### Your task
Return the records, each one exactly as written.

### Dataset excerpts
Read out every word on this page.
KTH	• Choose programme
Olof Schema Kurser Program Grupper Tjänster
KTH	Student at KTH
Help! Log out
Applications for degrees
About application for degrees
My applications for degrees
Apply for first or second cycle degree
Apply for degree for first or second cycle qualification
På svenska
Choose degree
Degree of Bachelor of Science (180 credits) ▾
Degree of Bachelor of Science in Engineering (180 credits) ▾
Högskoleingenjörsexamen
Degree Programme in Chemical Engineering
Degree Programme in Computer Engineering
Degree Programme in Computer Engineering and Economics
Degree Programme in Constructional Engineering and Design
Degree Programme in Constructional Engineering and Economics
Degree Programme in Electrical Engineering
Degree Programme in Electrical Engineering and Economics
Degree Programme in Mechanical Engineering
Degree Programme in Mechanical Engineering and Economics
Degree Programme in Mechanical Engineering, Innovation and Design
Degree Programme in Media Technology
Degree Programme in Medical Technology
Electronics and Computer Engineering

### Result of the task
Read out every word on this page.
KTH	• Choose programme
Olof Schema Kurser Program Grupper Tjänster
KTH	Student at KTH
Help! Log out
Applications for degrees
About application for degrees
My applications for degrees
Apply for first or second cycle degree
Apply for degree for first or second cycle qualification
På svenska
Choose degree
Degree of Bachelor of Science (180 credits) ▾
Degree of Bachelor of Science in Engineering (180 credits) ▾
Högskoleingenjörsexamen
Degree Programme in Chemical Engineering
Degree Programme in Computer Engineering
Degree Programme in Computer Engineering and Economics
Degree Programme in Constructional Engineering and Design
Degree Programme in Constructional Engineering and Economics
Degree Programme in Electrical Engineering
Degree Programme in Electrical Engineering and Economics
Degree Programme in Mechanical Engineering
Degree Programme in Mechanical Engineering and Economics
Degree Programme in Mechanical Engineering, Innovation and Design
Degree Programme in Media Technology
Degree Programme in Medical Technology
Electronics and Computer Engineering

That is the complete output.